_Instruction_.
Your task is to locate every line holding the string "What" and to copy each of them.
## Begin Records supplied
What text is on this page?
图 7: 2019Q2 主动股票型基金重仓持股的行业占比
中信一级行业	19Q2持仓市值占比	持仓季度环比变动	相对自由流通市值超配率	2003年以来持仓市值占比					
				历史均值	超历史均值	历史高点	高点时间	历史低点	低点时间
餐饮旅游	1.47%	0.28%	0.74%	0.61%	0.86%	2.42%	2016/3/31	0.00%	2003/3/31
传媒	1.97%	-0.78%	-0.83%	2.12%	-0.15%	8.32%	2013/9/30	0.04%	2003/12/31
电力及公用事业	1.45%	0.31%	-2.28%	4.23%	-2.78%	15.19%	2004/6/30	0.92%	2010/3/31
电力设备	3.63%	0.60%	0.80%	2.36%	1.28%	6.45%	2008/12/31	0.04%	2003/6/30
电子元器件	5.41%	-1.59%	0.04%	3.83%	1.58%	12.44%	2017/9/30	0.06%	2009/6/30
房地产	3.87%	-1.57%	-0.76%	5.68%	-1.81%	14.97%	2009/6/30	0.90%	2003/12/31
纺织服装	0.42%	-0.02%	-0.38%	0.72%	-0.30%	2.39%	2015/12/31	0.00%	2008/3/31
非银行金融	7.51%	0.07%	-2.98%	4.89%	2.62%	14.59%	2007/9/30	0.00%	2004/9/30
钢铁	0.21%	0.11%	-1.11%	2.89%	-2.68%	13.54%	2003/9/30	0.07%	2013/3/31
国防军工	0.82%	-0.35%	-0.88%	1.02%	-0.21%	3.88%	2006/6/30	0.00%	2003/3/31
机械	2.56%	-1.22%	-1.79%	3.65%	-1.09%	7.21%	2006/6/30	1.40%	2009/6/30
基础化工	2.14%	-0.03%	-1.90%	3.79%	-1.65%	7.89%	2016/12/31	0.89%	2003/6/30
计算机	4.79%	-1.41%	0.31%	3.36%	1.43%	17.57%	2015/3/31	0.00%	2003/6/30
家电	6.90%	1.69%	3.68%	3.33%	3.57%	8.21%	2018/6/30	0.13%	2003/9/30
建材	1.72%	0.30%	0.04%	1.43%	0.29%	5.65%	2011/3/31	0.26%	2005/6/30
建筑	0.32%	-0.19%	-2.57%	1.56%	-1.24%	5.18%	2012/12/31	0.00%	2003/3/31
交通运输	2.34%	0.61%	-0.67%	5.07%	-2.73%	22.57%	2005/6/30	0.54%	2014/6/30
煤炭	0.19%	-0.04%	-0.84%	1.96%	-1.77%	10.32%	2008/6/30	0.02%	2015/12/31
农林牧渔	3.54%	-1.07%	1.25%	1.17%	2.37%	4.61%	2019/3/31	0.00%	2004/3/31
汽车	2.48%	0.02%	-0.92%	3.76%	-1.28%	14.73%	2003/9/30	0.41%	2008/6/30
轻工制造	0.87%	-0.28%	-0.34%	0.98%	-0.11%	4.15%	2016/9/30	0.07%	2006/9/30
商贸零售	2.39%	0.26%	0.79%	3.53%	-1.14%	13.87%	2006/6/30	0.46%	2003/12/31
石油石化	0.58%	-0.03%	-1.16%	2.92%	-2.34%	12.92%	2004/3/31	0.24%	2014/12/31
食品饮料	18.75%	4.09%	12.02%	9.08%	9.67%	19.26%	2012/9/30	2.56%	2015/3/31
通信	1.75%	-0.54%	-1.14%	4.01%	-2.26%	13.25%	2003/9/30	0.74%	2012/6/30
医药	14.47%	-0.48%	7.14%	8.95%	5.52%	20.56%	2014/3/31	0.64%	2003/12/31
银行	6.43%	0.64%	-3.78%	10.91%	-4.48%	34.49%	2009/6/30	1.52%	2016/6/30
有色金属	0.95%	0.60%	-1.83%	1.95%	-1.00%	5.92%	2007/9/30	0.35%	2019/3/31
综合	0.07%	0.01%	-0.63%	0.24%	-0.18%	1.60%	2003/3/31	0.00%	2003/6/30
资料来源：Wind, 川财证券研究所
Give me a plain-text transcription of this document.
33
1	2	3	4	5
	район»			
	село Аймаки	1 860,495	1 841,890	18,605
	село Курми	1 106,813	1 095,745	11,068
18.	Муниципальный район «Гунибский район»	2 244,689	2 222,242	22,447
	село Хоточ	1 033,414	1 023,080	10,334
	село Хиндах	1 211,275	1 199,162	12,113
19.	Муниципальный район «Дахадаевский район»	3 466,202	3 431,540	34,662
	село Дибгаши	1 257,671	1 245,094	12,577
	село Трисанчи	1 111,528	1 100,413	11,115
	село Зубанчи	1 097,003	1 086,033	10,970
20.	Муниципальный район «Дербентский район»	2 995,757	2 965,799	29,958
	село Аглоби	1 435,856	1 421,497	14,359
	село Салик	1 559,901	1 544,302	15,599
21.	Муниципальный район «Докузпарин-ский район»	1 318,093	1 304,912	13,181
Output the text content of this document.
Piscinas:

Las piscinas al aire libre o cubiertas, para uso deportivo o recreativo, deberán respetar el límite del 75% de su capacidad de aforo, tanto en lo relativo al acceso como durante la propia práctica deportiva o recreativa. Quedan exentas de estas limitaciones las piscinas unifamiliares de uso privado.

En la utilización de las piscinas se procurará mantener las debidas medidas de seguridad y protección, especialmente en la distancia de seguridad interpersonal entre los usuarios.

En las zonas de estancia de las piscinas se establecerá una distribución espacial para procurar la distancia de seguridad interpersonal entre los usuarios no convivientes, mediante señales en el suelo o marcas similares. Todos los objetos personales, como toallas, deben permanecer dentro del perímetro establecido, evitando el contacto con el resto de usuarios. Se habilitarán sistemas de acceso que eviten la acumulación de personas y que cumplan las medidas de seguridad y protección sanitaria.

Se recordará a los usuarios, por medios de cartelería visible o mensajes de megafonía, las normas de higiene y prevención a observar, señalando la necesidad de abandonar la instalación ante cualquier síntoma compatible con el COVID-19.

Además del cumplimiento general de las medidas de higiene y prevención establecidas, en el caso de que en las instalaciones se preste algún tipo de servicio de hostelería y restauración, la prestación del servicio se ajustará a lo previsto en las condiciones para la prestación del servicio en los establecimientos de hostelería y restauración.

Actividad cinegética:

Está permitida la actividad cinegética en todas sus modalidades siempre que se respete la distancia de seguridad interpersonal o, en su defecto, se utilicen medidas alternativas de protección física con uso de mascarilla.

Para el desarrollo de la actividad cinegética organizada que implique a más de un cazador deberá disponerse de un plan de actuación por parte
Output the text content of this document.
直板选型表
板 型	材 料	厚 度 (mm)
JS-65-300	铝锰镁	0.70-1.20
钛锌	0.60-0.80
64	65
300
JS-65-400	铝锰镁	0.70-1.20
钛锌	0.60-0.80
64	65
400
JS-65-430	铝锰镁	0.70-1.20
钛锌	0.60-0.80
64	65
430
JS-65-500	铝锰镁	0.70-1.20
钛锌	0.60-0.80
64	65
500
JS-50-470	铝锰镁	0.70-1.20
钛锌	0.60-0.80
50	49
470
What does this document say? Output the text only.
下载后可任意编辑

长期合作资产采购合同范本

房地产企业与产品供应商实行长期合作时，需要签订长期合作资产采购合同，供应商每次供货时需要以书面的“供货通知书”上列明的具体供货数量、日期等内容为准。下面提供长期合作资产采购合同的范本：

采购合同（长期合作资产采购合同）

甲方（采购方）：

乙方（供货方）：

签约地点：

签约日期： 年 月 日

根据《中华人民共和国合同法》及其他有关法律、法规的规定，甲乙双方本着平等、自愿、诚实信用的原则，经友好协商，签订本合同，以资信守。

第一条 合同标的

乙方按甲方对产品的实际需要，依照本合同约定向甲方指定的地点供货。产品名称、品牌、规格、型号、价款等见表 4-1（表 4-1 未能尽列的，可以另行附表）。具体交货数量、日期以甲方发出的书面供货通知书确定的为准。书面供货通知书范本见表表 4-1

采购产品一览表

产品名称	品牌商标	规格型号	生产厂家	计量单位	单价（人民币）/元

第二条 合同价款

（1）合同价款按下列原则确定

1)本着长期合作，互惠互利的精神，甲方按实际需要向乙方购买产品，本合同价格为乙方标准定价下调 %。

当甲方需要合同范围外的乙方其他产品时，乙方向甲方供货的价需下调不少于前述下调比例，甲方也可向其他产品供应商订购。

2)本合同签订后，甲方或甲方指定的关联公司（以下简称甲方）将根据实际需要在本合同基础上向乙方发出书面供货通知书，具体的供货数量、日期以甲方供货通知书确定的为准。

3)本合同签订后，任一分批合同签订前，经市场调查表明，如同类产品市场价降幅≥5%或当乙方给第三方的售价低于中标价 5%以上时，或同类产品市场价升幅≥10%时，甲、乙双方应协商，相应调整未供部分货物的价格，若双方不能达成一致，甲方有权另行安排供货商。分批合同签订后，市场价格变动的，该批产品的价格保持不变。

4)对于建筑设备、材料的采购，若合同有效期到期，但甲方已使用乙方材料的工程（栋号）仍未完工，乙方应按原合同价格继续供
## End Records supplied
_In response_.
What text is on this page?
What does this document say? Output the text only.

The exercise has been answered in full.